[What is needed] Produce the listing below again, exactly as shown.

Start of Input for this task

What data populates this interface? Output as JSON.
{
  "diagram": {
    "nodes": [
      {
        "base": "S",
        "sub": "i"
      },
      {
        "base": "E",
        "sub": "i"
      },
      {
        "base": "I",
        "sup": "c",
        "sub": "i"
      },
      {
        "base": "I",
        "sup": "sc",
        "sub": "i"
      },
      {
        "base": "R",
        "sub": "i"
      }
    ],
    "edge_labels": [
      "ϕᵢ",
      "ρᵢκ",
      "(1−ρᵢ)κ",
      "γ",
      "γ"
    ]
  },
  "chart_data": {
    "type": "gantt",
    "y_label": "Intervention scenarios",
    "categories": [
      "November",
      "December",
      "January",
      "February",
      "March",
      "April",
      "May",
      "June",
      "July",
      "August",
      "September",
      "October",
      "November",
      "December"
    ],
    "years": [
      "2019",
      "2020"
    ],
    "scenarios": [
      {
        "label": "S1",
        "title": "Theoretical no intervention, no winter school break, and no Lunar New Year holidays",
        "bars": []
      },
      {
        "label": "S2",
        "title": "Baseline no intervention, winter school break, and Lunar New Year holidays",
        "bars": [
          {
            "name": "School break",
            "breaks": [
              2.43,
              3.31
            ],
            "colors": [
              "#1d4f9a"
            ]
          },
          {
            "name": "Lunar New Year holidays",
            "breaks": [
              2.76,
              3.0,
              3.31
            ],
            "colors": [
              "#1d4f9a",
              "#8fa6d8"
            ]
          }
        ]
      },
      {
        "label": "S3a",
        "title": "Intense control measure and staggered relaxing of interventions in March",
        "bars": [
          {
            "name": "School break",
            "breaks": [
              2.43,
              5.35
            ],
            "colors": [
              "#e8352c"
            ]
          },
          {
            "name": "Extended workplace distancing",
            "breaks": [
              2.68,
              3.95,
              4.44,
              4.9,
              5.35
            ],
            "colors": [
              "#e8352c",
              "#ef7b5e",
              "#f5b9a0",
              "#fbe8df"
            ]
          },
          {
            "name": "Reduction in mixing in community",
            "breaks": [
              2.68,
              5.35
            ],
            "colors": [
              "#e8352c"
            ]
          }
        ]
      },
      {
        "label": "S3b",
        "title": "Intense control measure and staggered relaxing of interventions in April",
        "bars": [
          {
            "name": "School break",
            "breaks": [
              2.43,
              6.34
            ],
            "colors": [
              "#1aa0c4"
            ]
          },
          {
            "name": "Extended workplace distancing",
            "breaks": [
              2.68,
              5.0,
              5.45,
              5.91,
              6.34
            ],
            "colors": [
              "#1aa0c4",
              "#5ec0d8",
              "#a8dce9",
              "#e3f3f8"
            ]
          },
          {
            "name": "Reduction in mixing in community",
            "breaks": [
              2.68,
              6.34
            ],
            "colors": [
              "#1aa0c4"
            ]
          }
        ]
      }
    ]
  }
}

End of Input for this task

[Expected output]
What data populates this interface? Output as JSON.
{
  "diagram": {
    "nodes": [
      {
        "base": "S",
        "sub": "i"
      },
      {
        "base": "E",
        "sub": "i"
      },
      {
        "base": "I",
        "sup": "c",
        "sub": "i"
      },
      {
        "base": "I",
        "sup": "sc",
        "sub": "i"
      },
      {
        "base": "R",
        "sub": "i"
      }
    ],
    "edge_labels": [
      "ϕᵢ",
      "ρᵢκ",
      "(1−ρᵢ)κ",
      "γ",
      "γ"
    ]
  },
  "chart_data": {
    "type": "gantt",
    "y_label": "Intervention scenarios",
    "categories": [
      "November",
      "December",
      "January",
      "February",
      "March",
      "April",
      "May",
      "June",
      "July",
      "August",
      "September",
      "October",
      "November",
      "December"
    ],
    "years": [
      "2019",
      "2020"
    ],
    "scenarios": [
      {
        "label": "S1",
        "title": "Theoretical no intervention, no winter school break, and no Lunar New Year holidays",
        "bars": []
      },
      {
        "label": "S2",
        "title": "Baseline no intervention, winter school break, and Lunar New Year holidays",
        "bars": [
          {
            "name": "School break",
            "breaks": [
              2.43,
              3.31
            ],
            "colors": [
              "#1d4f9a"
            ]
          },
          {
            "name": "Lunar New Year holidays",
            "breaks": [
              2.76,
              3.0,
              3.31
            ],
            "colors": [
              "#1d4f9a",
              "#8fa6d8"
            ]
          }
        ]
      },
      {
        "label": "S3a",
        "title": "Intense control measure and staggered relaxing of interventions in March",
        "bars": [
          {
            "name": "School break",
            "breaks": [
              2.43,
              5.35
            ],
            "colors": [
              "#e8352c"
            ]
          },
          {
            "name": "Extended workplace distancing",
            "breaks": [
              2.68,
              3.95,
              4.44,
              4.9,
              5.35
            ],
            "colors": [
              "#e8352c",
              "#ef7b5e",
              "#f5b9a0",
              "#fbe8df"
            ]
          },
          {
            "name": "Reduction in mixing in community",
            "breaks": [
              2.68,
              5.35
            ],
            "colors": [
              "#e8352c"
            ]
          }
        ]
      },
      {
        "label": "S3b",
        "title": "Intense control measure and staggered relaxing of interventions in April",
        "bars": [
          {
            "name": "School break",
            "breaks": [
              2.43,
              6.34
            ],
            "colors": [
              "#1aa0c4"
            ]
          },
          {
            "name": "Extended workplace distancing",
            "breaks": [
              2.68,
              5.0,
              5.45,
              5.91,
              6.34
            ],
            "colors": [
              "#1aa0c4",
              "#5ec0d8",
              "#a8dce9",
              "#e3f3f8"
            ]
          },
          {
            "name": "Reduction in mixing in community",
            "breaks": [
              2.68,
              6.34
            ],
            "colors": [
              "#1aa0c4"
            ]
          }
        ]
      }
    ]
  }
}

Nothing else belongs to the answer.